▸ **Written exercise**:
Extract and list every line that contains the word "Brenz".

Extracted records:
--- --- ---

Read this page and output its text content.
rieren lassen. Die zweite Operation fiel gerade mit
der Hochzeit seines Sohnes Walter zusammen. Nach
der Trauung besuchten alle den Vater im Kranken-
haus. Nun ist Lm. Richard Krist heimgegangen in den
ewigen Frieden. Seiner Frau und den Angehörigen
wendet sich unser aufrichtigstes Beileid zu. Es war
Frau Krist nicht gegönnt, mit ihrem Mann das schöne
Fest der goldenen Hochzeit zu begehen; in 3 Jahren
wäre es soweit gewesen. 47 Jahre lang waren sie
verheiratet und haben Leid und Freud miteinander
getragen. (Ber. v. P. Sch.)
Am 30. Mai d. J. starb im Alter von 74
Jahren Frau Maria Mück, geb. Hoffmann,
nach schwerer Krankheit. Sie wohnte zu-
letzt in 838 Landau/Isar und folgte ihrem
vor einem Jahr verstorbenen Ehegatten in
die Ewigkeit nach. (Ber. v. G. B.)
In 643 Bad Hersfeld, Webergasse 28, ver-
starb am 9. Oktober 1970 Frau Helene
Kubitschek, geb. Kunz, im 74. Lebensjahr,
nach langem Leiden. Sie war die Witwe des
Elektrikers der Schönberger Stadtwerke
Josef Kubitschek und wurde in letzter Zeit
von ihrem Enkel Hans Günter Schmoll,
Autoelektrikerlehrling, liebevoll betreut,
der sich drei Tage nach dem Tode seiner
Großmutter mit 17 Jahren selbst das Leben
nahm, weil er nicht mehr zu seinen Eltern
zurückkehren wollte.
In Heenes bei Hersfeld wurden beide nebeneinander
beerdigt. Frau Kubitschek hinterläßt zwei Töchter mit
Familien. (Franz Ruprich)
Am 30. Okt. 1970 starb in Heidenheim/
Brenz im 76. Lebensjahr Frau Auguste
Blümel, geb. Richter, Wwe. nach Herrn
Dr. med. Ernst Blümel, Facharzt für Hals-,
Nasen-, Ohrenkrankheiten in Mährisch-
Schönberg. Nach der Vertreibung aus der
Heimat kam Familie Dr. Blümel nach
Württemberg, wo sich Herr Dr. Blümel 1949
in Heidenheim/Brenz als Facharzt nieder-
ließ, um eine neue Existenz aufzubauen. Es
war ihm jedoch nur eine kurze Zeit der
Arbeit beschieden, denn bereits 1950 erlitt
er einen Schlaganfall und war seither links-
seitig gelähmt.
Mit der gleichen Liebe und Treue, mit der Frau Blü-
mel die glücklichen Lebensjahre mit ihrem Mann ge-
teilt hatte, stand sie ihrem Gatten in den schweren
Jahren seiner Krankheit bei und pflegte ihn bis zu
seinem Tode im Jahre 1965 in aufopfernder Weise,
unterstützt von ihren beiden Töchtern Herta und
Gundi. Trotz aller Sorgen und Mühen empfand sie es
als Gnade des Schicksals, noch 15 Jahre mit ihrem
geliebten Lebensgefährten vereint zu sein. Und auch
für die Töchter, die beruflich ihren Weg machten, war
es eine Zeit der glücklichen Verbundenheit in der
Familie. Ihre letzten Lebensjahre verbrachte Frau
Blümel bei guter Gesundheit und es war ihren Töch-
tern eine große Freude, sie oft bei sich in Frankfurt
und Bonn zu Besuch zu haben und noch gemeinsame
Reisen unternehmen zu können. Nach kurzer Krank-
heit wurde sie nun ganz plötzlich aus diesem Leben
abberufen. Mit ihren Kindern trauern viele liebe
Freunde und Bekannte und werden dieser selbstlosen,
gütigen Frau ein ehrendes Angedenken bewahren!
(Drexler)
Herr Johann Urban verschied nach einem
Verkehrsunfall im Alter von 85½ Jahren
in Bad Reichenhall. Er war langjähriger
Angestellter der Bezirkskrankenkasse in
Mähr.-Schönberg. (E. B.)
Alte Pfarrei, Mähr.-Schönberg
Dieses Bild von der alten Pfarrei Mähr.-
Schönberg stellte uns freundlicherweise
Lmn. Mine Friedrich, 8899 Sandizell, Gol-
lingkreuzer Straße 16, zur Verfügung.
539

--- --- ---

▸ **Expected output**:
Brenz im 76. Lebensjahr Frau Auguste
in Heidenheim/Brenz als Facharzt nieder-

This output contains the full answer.